Each entry in the listing below should be restated word for word.
-- start --
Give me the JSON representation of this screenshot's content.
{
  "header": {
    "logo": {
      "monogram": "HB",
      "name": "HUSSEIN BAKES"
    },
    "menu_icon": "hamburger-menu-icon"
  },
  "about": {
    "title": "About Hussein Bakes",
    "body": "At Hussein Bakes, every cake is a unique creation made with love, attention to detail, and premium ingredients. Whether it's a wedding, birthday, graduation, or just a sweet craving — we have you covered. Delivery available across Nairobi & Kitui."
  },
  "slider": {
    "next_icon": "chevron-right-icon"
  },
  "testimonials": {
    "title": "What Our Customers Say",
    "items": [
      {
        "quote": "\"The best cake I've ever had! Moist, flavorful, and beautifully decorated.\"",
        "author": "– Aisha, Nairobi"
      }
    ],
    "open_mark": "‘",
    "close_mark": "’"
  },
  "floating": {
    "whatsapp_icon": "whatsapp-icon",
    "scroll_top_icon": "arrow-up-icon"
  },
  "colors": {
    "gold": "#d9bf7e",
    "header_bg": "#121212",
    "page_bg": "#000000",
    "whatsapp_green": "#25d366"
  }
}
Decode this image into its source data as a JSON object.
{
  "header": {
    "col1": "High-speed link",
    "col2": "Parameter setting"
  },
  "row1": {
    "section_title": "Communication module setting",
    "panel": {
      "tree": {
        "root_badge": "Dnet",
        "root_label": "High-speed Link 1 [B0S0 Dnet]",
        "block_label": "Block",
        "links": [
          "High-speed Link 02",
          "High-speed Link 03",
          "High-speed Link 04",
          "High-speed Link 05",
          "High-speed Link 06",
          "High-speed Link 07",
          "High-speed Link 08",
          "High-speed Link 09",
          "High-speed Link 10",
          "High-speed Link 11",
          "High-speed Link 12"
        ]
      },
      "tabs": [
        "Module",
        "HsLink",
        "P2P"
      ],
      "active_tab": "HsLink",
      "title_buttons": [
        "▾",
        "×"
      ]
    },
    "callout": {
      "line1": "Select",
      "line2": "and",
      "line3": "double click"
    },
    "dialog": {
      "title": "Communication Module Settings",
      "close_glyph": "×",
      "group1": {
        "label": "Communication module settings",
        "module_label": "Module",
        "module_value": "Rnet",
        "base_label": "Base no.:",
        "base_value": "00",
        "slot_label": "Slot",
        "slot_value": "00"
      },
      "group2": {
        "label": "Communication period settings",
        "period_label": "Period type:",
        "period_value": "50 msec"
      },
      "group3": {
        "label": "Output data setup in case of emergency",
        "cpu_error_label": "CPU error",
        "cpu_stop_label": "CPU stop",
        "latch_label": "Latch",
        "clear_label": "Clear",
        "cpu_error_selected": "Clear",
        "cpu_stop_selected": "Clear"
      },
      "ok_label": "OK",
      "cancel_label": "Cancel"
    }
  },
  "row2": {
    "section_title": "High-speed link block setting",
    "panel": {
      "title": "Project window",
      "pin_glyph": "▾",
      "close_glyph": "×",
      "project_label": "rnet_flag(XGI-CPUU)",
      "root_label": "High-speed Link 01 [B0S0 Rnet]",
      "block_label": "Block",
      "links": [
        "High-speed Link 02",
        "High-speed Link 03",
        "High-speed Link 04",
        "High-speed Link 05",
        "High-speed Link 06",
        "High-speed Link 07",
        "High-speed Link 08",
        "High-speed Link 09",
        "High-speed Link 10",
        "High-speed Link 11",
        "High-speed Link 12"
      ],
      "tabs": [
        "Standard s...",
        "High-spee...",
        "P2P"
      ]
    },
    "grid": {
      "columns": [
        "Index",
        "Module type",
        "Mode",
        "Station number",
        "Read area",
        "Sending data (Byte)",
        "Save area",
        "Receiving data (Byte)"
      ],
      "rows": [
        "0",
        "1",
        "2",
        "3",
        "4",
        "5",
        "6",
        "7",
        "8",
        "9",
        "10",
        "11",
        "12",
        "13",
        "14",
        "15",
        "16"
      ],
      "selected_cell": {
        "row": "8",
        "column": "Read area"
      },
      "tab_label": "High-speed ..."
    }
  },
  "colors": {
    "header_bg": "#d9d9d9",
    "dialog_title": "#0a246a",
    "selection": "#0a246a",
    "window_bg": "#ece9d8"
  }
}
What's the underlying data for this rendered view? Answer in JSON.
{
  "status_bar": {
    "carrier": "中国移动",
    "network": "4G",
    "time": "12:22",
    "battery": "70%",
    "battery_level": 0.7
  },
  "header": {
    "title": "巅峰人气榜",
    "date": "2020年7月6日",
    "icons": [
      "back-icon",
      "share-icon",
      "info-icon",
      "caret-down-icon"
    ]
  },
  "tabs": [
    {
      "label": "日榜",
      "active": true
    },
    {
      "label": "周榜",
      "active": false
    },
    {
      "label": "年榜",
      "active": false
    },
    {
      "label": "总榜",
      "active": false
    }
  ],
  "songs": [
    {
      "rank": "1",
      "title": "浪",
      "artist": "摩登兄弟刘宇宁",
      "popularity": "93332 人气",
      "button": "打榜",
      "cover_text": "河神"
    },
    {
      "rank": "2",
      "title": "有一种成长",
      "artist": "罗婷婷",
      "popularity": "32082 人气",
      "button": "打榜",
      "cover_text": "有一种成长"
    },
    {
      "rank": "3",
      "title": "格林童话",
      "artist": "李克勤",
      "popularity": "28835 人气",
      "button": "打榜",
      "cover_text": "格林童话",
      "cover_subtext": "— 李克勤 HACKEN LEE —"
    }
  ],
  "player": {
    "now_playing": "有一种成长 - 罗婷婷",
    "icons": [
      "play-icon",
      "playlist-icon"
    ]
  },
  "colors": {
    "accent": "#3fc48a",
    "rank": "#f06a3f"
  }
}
-- end --
- [CORRECT ANSWER]
Give me the JSON representation of this screenshot's content.
{
  "header": {
    "logo": {
      "monogram": "HB",
      "name": "HUSSEIN BAKES"
    },
    "menu_icon": "hamburger-menu-icon"
  },
  "about": {
    "title": "About Hussein Bakes",
    "body": "At Hussein Bakes, every cake is a unique creation made with love, attention to detail, and premium ingredients. Whether it's a wedding, birthday, graduation, or just a sweet craving — we have you covered. Delivery available across Nairobi & Kitui."
  },
  "slider": {
    "next_icon": "chevron-right-icon"
  },
  "testimonials": {
    "title": "What Our Customers Say",
    "items": [
      {
        "quote": "\"The best cake I've ever had! Moist, flavorful, and beautifully decorated.\"",
        "author": "– Aisha, Nairobi"
      }
    ],
    "open_mark": "‘",
    "close_mark": "’"
  },
  "floating": {
    "whatsapp_icon": "whatsapp-icon",
    "scroll_top_icon": "arrow-up-icon"
  },
  "colors": {
    "gold": "#d9bf7e",
    "header_bg": "#121212",
    "page_bg": "#000000",
    "whatsapp_green": "#25d366"
  }
}
Decode this image into its source data as a JSON object.
{
  "header": {
    "col1": "High-speed link",
    "col2": "Parameter setting"
  },
  "row1": {
    "section_title": "Communication module setting",
    "panel": {
      "tree": {
        "root_badge": "Dnet",
        "root_label": "High-speed Link 1 [B0S0 Dnet]",
        "block_label": "Block",
        "links": [
          "High-speed Link 02",
          "High-speed Link 03",
          "High-speed Link 04",
          "High-speed Link 05",
          "High-speed Link 06",
          "High-speed Link 07",
          "High-speed Link 08",
          "High-speed Link 09",
          "High-speed Link 10",
          "High-speed Link 11",
          "High-speed Link 12"
        ]
      },
      "tabs": [
        "Module",
        "HsLink",
        "P2P"
      ],
      "active_tab": "HsLink",
      "title_buttons": [
        "▾",
        "×"
      ]
    },
    "callout": {
      "line1": "Select",
      "line2": "and",
      "line3": "double click"
    },
    "dialog": {
      "title": "Communication Module Settings",
      "close_glyph": "×",
      "group1": {
        "label": "Communication module settings",
        "module_label": "Module",
        "module_value": "Rnet",
        "base_label": "Base no.:",
        "base_value": "00",
        "slot_label": "Slot",
        "slot_value": "00"
      },
      "group2": {
        "label": "Communication period settings",
        "period_label": "Period type:",
        "period_value": "50 msec"
      },
      "group3": {
        "label": "Output data setup in case of emergency",
        "cpu_error_label": "CPU error",
        "cpu_stop_label": "CPU stop",
        "latch_label": "Latch",
        "clear_label": "Clear",
        "cpu_error_selected": "Clear",
        "cpu_stop_selected": "Clear"
      },
      "ok_label": "OK",
      "cancel_label": "Cancel"
    }
  },
  "row2": {
    "section_title": "High-speed link block setting",
    "panel": {
      "title": "Project window",
      "pin_glyph": "▾",
      "close_glyph": "×",
      "project_label": "rnet_flag(XGI-CPUU)",
      "root_label": "High-speed Link 01 [B0S0 Rnet]",
      "block_label": "Block",
      "links": [
        "High-speed Link 02",
        "High-speed Link 03",
        "High-speed Link 04",
        "High-speed Link 05",
        "High-speed Link 06",
        "High-speed Link 07",
        "High-speed Link 08",
        "High-speed Link 09",
        "High-speed Link 10",
        "High-speed Link 11",
        "High-speed Link 12"
      ],
      "tabs": [
        "Standard s...",
        "High-spee...",
        "P2P"
      ]
    },
    "grid": {
      "columns": [
        "Index",
        "Module type",
        "Mode",
        "Station number",
        "Read area",
        "Sending data (Byte)",
        "Save area",
        "Receiving data (Byte)"
      ],
      "rows": [
        "0",
        "1",
        "2",
        "3",
        "4",
        "5",
        "6",
        "7",
        "8",
        "9",
        "10",
        "11",
        "12",
        "13",
        "14",
        "15",
        "16"
      ],
      "selected_cell": {
        "row": "8",
        "column": "Read area"
      },
      "tab_label": "High-speed ..."
    }
  },
  "colors": {
    "header_bg": "#d9d9d9",
    "dialog_title": "#0a246a",
    "selection": "#0a246a",
    "window_bg": "#ece9d8"
  }
}
What's the underlying data for this rendered view? Answer in JSON.
{
  "status_bar": {
    "carrier": "中国移动",
    "network": "4G",
    "time": "12:22",
    "battery": "70%",
    "battery_level": 0.7
  },
  "header": {
    "title": "巅峰人气榜",
    "date": "2020年7月6日",
    "icons": [
      "back-icon",
      "share-icon",
      "info-icon",
      "caret-down-icon"
    ]
  },
  "tabs": [
    {
      "label": "日榜",
      "active": true
    },
    {
      "label": "周榜",
      "active": false
    },
    {
      "label": "年榜",
      "active": false
    },
    {
      "label": "总榜",
      "active": false
    }
  ],
  "songs": [
    {
      "rank": "1",
      "title": "浪",
      "artist": "摩登兄弟刘宇宁",
      "popularity": "93332 人气",
      "button": "打榜",
      "cover_text": "河神"
    },
    {
      "rank": "2",
      "title": "有一种成长",
      "artist": "罗婷婷",
      "popularity": "32082 人气",
      "button": "打榜",
      "cover_text": "有一种成长"
    },
    {
      "rank": "3",
      "title": "格林童话",
      "artist": "李克勤",
      "popularity": "28835 人气",
      "button": "打榜",
      "cover_text": "格林童话",
      "cover_subtext": "— 李克勤 HACKEN LEE —"
    }
  ],
  "player": {
    "now_playing": "有一种成长 - 罗婷婷",
    "icons": [
      "play-icon",
      "playlist-icon"
    ]
  },
  "colors": {
    "accent": "#3fc48a",
    "rank": "#f06a3f"
  }
}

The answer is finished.